» **Short exercise**
State how many lines of the entries include the string "caption", please, leaving out everything but the number.

Rows from a figure dataset
* begin *
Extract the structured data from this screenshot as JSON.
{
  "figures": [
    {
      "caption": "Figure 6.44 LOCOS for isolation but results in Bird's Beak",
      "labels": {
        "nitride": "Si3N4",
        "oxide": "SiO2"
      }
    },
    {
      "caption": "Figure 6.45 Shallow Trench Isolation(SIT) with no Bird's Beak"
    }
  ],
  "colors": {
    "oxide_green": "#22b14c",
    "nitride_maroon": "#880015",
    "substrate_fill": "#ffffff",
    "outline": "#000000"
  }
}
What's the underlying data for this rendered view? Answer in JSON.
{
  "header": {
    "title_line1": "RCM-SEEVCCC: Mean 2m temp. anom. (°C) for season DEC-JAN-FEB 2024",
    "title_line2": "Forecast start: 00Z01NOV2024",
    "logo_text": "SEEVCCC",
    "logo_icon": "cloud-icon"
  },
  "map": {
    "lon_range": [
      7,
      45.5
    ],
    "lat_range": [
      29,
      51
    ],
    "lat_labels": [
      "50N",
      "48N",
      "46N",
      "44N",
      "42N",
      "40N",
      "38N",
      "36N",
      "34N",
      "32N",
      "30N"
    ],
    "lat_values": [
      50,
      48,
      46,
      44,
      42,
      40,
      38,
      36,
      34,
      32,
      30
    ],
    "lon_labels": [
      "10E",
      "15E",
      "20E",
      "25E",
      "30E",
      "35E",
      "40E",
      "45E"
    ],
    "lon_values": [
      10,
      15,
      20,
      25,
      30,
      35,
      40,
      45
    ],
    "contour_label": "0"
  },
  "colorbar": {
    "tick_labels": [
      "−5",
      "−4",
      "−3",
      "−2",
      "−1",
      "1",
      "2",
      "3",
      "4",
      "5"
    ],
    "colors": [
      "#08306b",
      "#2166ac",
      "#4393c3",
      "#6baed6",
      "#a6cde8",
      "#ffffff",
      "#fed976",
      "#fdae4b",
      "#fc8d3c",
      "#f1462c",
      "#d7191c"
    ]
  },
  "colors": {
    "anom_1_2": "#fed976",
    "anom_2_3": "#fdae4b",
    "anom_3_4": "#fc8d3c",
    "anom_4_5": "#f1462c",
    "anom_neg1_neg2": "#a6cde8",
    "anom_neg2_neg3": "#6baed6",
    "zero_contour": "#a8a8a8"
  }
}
* end *
» **Written answer**
2